◆ **SHORT EXERCISE**:
Pick out every line that holds the string "values" and copy it.

◆ **DATA SHOWN**:
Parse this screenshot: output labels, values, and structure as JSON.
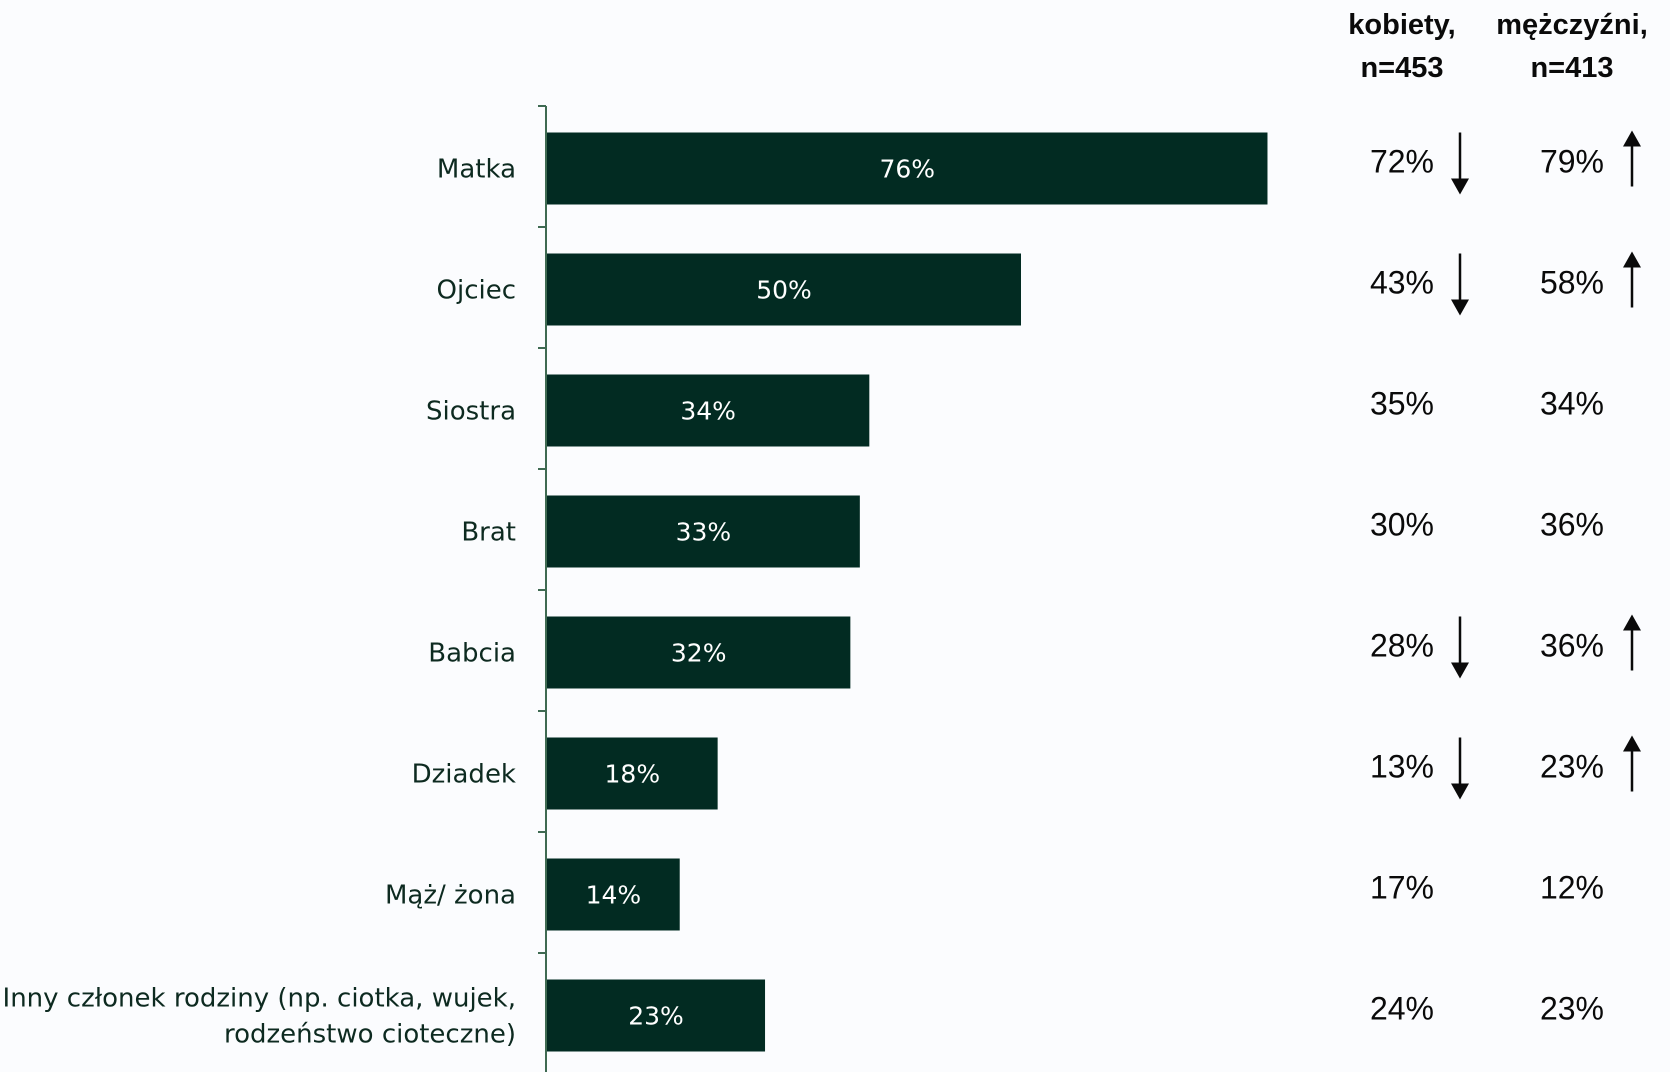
{
  "chart_data": {
    "type": "bar",
    "orientation": "horizontal",
    "categories": [
      [
        "Matka"
      ],
      [
        "Ojciec"
      ],
      [
        "Siostra"
      ],
      [
        "Brat"
      ],
      [
        "Babcia"
      ],
      [
        "Dziadek"
      ],
      [
        "Mąż/ żona"
      ],
      [
        "Inny członek rodziny (np. ciotka, wujek,",
        "rodzeństwo cioteczne)"
      ]
    ],
    "values": [
      76,
      50,
      34,
      33,
      32,
      18,
      14,
      23
    ],
    "value_labels": [
      "76%",
      "50%",
      "34%",
      "33%",
      "32%",
      "18%",
      "14%",
      "23%"
    ],
    "xlim": [
      0,
      100
    ],
    "grid": false,
    "bar_color": "#022b22",
    "comparison_columns": [
      {
        "header": [
          "kobiety,",
          "n=453"
        ],
        "values": [
          "72%",
          "43%",
          "35%",
          "30%",
          "28%",
          "13%",
          "17%",
          "24%"
        ],
        "trend": [
          "down",
          "down",
          null,
          null,
          "down",
          "down",
          null,
          null
        ]
      },
      {
        "header": [
          "mężczyźni,",
          "n=413"
        ],
        "values": [
          "79%",
          "58%",
          "34%",
          "36%",
          "36%",
          "23%",
          "12%",
          "23%"
        ],
        "trend": [
          "up",
          "up",
          null,
          null,
          "up",
          "up",
          null,
          null
        ]
      }
    ],
    "trend_icons": {
      "down": "arrow-down-icon",
      "up": "arrow-up-icon"
    }
  }
}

◆ **THE SOLUTION**:
Parse this screenshot: output labels, values, and structure as JSON.
    "values": [
        "values": [
        "values": [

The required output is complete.